Written exercise: Reproduce the items below verbatim, from the very first line through the line containing "452, 1495, 542]", with both of those lines included. Stop there and copy nothing after it.

Material:
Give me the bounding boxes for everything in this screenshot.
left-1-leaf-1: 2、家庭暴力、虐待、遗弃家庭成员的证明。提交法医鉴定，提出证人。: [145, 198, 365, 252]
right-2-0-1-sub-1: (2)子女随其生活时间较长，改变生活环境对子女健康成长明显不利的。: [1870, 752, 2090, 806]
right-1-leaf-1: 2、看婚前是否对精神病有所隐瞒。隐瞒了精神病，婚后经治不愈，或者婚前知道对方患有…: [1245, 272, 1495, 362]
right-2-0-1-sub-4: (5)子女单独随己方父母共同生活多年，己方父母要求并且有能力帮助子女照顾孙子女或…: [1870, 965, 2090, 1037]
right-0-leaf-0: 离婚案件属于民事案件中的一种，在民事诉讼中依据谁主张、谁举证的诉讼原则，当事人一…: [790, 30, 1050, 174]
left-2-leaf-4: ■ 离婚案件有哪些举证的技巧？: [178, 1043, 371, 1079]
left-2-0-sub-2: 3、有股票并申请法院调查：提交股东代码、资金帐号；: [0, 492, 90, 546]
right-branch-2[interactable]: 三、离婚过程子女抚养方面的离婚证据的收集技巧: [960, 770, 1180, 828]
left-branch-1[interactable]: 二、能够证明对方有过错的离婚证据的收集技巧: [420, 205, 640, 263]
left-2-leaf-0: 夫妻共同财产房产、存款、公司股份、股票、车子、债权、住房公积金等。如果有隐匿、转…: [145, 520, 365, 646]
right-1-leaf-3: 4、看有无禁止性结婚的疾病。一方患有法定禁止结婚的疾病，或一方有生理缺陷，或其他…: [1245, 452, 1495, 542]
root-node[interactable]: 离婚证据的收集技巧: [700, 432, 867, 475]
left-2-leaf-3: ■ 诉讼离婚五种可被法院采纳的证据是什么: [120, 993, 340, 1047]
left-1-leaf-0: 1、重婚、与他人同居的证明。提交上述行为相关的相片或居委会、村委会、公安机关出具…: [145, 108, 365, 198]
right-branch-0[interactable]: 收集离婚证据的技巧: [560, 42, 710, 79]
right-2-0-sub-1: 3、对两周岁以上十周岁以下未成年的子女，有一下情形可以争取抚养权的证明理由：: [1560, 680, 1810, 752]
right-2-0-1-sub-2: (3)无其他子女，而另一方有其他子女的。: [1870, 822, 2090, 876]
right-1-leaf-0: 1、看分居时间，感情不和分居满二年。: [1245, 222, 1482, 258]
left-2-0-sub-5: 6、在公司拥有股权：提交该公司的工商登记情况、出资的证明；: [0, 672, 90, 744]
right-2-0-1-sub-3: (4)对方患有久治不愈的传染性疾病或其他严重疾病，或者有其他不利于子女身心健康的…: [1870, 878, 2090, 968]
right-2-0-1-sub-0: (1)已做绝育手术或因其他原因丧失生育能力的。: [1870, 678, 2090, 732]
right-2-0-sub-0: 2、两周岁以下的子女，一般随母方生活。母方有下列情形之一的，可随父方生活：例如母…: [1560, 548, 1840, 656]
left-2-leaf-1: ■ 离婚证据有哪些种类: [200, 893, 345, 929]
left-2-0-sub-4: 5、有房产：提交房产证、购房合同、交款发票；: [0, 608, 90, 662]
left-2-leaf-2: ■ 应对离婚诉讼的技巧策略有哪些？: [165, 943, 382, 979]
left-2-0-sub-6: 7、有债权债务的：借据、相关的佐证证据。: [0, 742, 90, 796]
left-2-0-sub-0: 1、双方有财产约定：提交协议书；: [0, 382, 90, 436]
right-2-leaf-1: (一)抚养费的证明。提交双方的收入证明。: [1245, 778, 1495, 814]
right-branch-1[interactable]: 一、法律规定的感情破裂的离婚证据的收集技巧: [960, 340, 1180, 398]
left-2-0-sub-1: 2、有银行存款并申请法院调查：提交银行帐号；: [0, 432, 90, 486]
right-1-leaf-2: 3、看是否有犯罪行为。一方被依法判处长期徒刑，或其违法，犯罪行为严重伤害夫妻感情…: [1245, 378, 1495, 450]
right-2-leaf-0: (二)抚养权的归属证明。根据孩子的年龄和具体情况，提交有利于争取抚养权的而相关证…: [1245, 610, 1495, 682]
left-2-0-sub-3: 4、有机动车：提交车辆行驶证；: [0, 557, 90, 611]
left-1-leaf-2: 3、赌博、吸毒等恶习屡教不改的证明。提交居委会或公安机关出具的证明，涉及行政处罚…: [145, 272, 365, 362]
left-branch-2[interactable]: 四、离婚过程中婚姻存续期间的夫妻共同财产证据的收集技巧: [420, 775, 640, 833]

Solution to the problem:
Give me the bounding boxes for everything in this screenshot.
left-1-leaf-1: 2、家庭暴力、虐待、遗弃家庭成员的证明。提交法医鉴定，提出证人。: [145, 198, 365, 252]
right-2-0-1-sub-1: (2)子女随其生活时间较长，改变生活环境对子女健康成长明显不利的。: [1870, 752, 2090, 806]
right-1-leaf-1: 2、看婚前是否对精神病有所隐瞒。隐瞒了精神病，婚后经治不愈，或者婚前知道对方患有…: [1245, 272, 1495, 362]
right-2-0-1-sub-4: (5)子女单独随己方父母共同生活多年，己方父母要求并且有能力帮助子女照顾孙子女或…: [1870, 965, 2090, 1037]
right-0-leaf-0: 离婚案件属于民事案件中的一种，在民事诉讼中依据谁主张、谁举证的诉讼原则，当事人一…: [790, 30, 1050, 174]
left-2-leaf-4: ■ 离婚案件有哪些举证的技巧？: [178, 1043, 371, 1079]
left-2-0-sub-2: 3、有股票并申请法院调查：提交股东代码、资金帐号；: [0, 492, 90, 546]
right-branch-2[interactable]: 三、离婚过程子女抚养方面的离婚证据的收集技巧: [960, 770, 1180, 828]
left-branch-1[interactable]: 二、能够证明对方有过错的离婚证据的收集技巧: [420, 205, 640, 263]
left-2-leaf-0: 夫妻共同财产房产、存款、公司股份、股票、车子、债权、住房公积金等。如果有隐匿、转…: [145, 520, 365, 646]
right-1-leaf-3: 4、看有无禁止性结婚的疾病。一方患有法定禁止结婚的疾病，或一方有生理缺陷，或其他…: [1245, 452, 1495, 542]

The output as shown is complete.